Written problem: Write out the material exactly, without any of its pictures.

Information supplied:
** START **

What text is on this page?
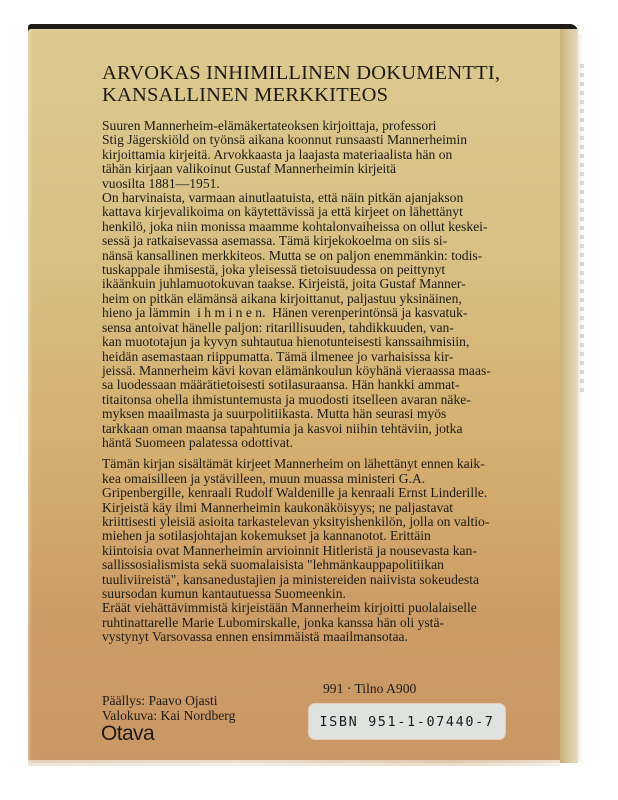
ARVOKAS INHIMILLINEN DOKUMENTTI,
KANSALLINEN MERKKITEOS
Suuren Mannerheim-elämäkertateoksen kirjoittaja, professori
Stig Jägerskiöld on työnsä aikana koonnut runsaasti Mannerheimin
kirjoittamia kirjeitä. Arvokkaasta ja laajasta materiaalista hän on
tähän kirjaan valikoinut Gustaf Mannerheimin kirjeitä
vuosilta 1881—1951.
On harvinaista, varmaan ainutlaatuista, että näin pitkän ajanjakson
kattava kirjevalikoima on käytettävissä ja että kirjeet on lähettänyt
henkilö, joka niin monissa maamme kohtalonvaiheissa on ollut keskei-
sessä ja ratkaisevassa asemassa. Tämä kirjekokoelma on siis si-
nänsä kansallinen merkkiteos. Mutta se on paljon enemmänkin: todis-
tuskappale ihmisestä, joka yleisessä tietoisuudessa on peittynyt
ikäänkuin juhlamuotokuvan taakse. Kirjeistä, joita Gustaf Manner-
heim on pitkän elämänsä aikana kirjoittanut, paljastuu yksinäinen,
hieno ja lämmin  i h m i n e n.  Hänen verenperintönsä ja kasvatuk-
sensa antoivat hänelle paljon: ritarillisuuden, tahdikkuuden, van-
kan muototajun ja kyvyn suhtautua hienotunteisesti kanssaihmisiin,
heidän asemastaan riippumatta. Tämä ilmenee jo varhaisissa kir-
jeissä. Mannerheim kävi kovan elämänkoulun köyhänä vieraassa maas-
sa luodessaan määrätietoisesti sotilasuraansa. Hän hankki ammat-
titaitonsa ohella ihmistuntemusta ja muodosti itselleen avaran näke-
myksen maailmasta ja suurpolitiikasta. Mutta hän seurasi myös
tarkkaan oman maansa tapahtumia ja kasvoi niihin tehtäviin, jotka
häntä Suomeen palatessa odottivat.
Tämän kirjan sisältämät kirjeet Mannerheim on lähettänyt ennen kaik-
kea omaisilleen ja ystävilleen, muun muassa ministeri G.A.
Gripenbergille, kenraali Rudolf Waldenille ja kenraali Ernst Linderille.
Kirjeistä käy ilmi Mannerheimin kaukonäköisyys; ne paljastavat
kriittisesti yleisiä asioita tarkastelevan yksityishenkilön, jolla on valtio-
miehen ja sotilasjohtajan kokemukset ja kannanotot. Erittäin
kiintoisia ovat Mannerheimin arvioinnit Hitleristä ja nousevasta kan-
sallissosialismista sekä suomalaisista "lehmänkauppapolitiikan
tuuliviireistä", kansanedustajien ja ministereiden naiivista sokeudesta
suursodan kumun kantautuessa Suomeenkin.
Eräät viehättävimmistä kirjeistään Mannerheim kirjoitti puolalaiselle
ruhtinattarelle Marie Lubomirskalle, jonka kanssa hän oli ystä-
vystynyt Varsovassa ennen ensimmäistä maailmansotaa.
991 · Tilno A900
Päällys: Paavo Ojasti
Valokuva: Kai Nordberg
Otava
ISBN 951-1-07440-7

** END **

Solution below:
What text is on this page?
ARVOKAS INHIMILLINEN DOKUMENTTI,
KANSALLINEN MERKKITEOS
Suuren Mannerheim-elämäkertateoksen kirjoittaja, professori
Stig Jägerskiöld on työnsä aikana koonnut runsaasti Mannerheimin
kirjoittamia kirjeitä. Arvokkaasta ja laajasta materiaalista hän on
tähän kirjaan valikoinut Gustaf Mannerheimin kirjeitä
vuosilta 1881—1951.
On harvinaista, varmaan ainutlaatuista, että näin pitkän ajanjakson
kattava kirjevalikoima on käytettävissä ja että kirjeet on lähettänyt
henkilö, joka niin monissa maamme kohtalonvaiheissa on ollut keskei-
sessä ja ratkaisevassa asemassa. Tämä kirjekokoelma on siis si-
nänsä kansallinen merkkiteos. Mutta se on paljon enemmänkin: todis-
tuskappale ihmisestä, joka yleisessä tietoisuudessa on peittynyt
ikäänkuin juhlamuotokuvan taakse. Kirjeistä, joita Gustaf Manner-
heim on pitkän elämänsä aikana kirjoittanut, paljastuu yksinäinen,
hieno ja lämmin  i h m i n e n.  Hänen verenperintönsä ja kasvatuk-
sensa antoivat hänelle paljon: ritarillisuuden, tahdikkuuden, van-
kan muototajun ja kyvyn suhtautua hienotunteisesti kanssaihmisiin,
heidän asemastaan riippumatta. Tämä ilmenee jo varhaisissa kir-
jeissä. Mannerheim kävi kovan elämänkoulun köyhänä vieraassa maas-
sa luodessaan määrätietoisesti sotilasuraansa. Hän hankki ammat-
titaitonsa ohella ihmistuntemusta ja muodosti itselleen avaran näke-
myksen maailmasta ja suurpolitiikasta. Mutta hän seurasi myös
tarkkaan oman maansa tapahtumia ja kasvoi niihin tehtäviin, jotka
häntä Suomeen palatessa odottivat.
Tämän kirjan sisältämät kirjeet Mannerheim on lähettänyt ennen kaik-
kea omaisilleen ja ystävilleen, muun muassa ministeri G.A.
Gripenbergille, kenraali Rudolf Waldenille ja kenraali Ernst Linderille.
Kirjeistä käy ilmi Mannerheimin kaukonäköisyys; ne paljastavat
kriittisesti yleisiä asioita tarkastelevan yksityishenkilön, jolla on valtio-
miehen ja sotilasjohtajan kokemukset ja kannanotot. Erittäin
kiintoisia ovat Mannerheimin arvioinnit Hitleristä ja nousevasta kan-
sallissosialismista sekä suomalaisista "lehmänkauppapolitiikan
tuuliviireistä", kansanedustajien ja ministereiden naiivista sokeudesta
suursodan kumun kantautuessa Suomeenkin.
Eräät viehättävimmistä kirjeistään Mannerheim kirjoitti puolalaiselle
ruhtinattarelle Marie Lubomirskalle, jonka kanssa hän oli ystä-
vystynyt Varsovassa ennen ensimmäistä maailmansotaa.
991 · Tilno A900
Päällys: Paavo Ojasti
Valokuva: Kai Nordberg
Otava
ISBN 951-1-07440-7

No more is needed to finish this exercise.